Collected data
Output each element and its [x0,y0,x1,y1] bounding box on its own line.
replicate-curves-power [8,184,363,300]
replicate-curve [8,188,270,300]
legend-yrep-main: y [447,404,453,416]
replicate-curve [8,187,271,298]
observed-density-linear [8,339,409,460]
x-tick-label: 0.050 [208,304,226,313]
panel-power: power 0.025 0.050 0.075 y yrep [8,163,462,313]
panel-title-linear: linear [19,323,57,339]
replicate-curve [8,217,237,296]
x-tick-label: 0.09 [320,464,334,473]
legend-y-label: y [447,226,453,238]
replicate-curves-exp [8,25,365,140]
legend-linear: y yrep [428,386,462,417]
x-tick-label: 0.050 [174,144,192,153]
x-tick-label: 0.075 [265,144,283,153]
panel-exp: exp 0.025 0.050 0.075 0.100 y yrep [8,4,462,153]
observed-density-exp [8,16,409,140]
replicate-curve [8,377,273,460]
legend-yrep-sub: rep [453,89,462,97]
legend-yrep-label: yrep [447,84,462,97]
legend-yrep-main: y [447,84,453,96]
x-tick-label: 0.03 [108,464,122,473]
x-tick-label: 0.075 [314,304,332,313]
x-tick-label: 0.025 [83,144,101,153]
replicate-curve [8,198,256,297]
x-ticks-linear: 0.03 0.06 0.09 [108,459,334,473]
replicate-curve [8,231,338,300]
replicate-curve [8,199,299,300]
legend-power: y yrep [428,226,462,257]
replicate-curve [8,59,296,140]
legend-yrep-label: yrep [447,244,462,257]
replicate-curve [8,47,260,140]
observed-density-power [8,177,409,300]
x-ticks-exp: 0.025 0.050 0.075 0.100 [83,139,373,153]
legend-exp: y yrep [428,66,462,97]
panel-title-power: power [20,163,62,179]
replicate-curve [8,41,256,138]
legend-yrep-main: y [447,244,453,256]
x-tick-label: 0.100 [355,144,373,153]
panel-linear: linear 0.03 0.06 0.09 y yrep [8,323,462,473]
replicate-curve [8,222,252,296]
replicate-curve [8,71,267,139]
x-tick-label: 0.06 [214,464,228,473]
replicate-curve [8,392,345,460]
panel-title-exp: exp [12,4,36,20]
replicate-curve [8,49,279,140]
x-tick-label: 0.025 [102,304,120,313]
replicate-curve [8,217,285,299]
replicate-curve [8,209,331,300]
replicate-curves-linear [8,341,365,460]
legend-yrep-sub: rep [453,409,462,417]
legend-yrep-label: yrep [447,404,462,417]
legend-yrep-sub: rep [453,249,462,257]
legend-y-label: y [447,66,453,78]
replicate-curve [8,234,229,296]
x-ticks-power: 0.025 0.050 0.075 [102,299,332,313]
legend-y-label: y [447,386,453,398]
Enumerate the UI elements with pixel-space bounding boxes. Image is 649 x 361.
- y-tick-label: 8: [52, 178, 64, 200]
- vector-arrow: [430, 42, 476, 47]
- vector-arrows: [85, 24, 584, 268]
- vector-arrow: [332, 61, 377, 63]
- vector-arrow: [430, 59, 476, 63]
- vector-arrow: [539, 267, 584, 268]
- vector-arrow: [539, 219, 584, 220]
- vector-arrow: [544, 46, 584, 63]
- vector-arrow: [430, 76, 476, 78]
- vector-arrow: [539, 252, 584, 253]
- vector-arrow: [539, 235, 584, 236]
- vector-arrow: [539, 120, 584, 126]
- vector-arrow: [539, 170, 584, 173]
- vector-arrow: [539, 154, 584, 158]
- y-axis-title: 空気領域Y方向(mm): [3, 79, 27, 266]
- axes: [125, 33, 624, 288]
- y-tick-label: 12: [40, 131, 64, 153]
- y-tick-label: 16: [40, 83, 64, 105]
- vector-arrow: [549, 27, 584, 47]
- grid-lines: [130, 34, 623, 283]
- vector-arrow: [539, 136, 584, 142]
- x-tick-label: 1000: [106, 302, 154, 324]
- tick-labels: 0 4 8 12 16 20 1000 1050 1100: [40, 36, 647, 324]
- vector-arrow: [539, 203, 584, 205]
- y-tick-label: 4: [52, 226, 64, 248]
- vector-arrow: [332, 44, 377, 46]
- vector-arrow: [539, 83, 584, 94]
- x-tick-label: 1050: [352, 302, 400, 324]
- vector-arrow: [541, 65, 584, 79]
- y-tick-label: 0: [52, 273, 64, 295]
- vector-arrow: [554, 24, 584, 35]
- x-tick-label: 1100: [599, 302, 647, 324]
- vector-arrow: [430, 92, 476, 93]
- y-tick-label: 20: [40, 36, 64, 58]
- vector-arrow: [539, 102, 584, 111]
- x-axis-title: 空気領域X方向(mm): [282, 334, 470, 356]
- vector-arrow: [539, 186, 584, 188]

[DIRECTIONS]: Lay out every line of the material above as a single numbered list, skipping any blank lines.

[CORRECT OUTPUT]:
1. Output each element and its [x0,y0,x1,y1] bounding box on its own line.
2. replicate-curves-power [8,184,363,300]
3. replicate-curve [8,188,270,300]
4. legend-yrep-main: y [447,404,453,416]
5. replicate-curve [8,187,271,298]
6. observed-density-linear [8,339,409,460]
7. x-tick-label: 0.050 [208,304,226,313]
8. panel-power: power 0.025 0.050 0.075 y yrep [8,163,462,313]
9. panel-title-linear: linear [19,323,57,339]
10. replicate-curve [8,217,237,296]
11. x-tick-label: 0.09 [320,464,334,473]
12. legend-y-label: y [447,226,453,238]
13. replicate-curves-exp [8,25,365,140]
14. legend-linear: y yrep [428,386,462,417]
15. x-tick-label: 0.050 [174,144,192,153]
16. x-tick-label: 0.075 [265,144,283,153]
17. panel-exp: exp 0.025 0.050 0.075 0.100 y yrep [8,4,462,153]
18. observed-density-exp [8,16,409,140]
19. replicate-curve [8,377,273,460]
20. legend-yrep-sub: rep [453,89,462,97]
21. legend-yrep-label: yrep [447,84,462,97]
22. legend-yrep-main: y [447,84,453,96]
23. x-tick-label: 0.03 [108,464,122,473]
24. x-tick-label: 0.075 [314,304,332,313]
25. x-tick-label: 0.025 [83,144,101,153]
26. replicate-curve [8,198,256,297]
27. x-ticks-linear: 0.03 0.06 0.09 [108,459,334,473]
28. replicate-curve [8,231,338,300]
29. replicate-curve [8,199,299,300]
30. legend-power: y yrep [428,226,462,257]
31. replicate-curve [8,59,296,140]
32. legend-yrep-label: yrep [447,244,462,257]
33. replicate-curve [8,47,260,140]
34. observed-density-power [8,177,409,300]
35. x-ticks-exp: 0.025 0.050 0.075 0.100 [83,139,373,153]
36. legend-exp: y yrep [428,66,462,97]
37. panel-title-power: power [20,163,62,179]
38. replicate-curve [8,41,256,138]
39. legend-yrep-main: y [447,244,453,256]
40. x-tick-label: 0.100 [355,144,373,153]
41. panel-linear: linear 0.03 0.06 0.09 y yrep [8,323,462,473]
42. replicate-curve [8,222,252,296]
43. replicate-curve [8,71,267,139]
44. x-tick-label: 0.06 [214,464,228,473]
45. replicate-curve [8,392,345,460]
46. panel-title-exp: exp [12,4,36,20]
47. replicate-curve [8,49,279,140]
48. x-tick-label: 0.025 [102,304,120,313]
49. replicate-curve [8,217,285,299]
50. replicate-curve [8,209,331,300]
51. replicate-curves-linear [8,341,365,460]
52. legend-yrep-sub: rep [453,409,462,417]
53. legend-yrep-label: yrep [447,404,462,417]
54. legend-yrep-sub: rep [453,249,462,257]
55. legend-y-label: y [447,66,453,78]
56. replicate-curve [8,234,229,296]
57. x-ticks-power: 0.025 0.050 0.075 [102,299,332,313]
58. legend-y-label: y [447,386,453,398]
59. Enumerate the UI elements with pixel-space bounding boxes. Image is 649 x 361.
60. - y-tick-label: 8: [52, 178, 64, 200]
61. - vector-arrow: [430, 42, 476, 47]
62. - vector-arrows: [85, 24, 584, 268]
63. - vector-arrow: [332, 61, 377, 63]
64. - vector-arrow: [430, 59, 476, 63]
65. - vector-arrow: [539, 267, 584, 268]
66. - vector-arrow: [539, 219, 584, 220]
67. - vector-arrow: [544, 46, 584, 63]
68. - vector-arrow: [430, 76, 476, 78]
69. - vector-arrow: [539, 252, 584, 253]
70. - vector-arrow: [539, 235, 584, 236]
71. - vector-arrow: [539, 120, 584, 126]
72. - vector-arrow: [539, 170, 584, 173]
73. - vector-arrow: [539, 154, 584, 158]
74. - y-axis-title: 空気領域Y方向(mm): [3, 79, 27, 266]
75. - axes: [125, 33, 624, 288]
76. - y-tick-label: 12: [40, 131, 64, 153]
77. - y-tick-label: 16: [40, 83, 64, 105]
78. - vector-arrow: [549, 27, 584, 47]
79. - grid-lines: [130, 34, 623, 283]
80. - vector-arrow: [539, 136, 584, 142]
81. - x-tick-label: 1000: [106, 302, 154, 324]
82. - tick-labels: 0 4 8 12 16 20 1000 1050 1100: [40, 36, 647, 324]
83. - vector-arrow: [539, 203, 584, 205]
84. - y-tick-label: 4: [52, 226, 64, 248]
85. - vector-arrow: [332, 44, 377, 46]
86. - vector-arrow: [539, 83, 584, 94]
87. - x-tick-label: 1050: [352, 302, 400, 324]
88. - vector-arrow: [541, 65, 584, 79]
89. - y-tick-label: 0: [52, 273, 64, 295]
90. - vector-arrow: [554, 24, 584, 35]
91. - x-tick-label: 1100: [599, 302, 647, 324]
92. - vector-arrow: [430, 92, 476, 93]
93. - y-tick-label: 20: [40, 36, 64, 58]
94. - vector-arrow: [539, 102, 584, 111]
95. - x-axis-title: 空気領域X方向(mm): [282, 334, 470, 356]
96. - vector-arrow: [539, 186, 584, 188]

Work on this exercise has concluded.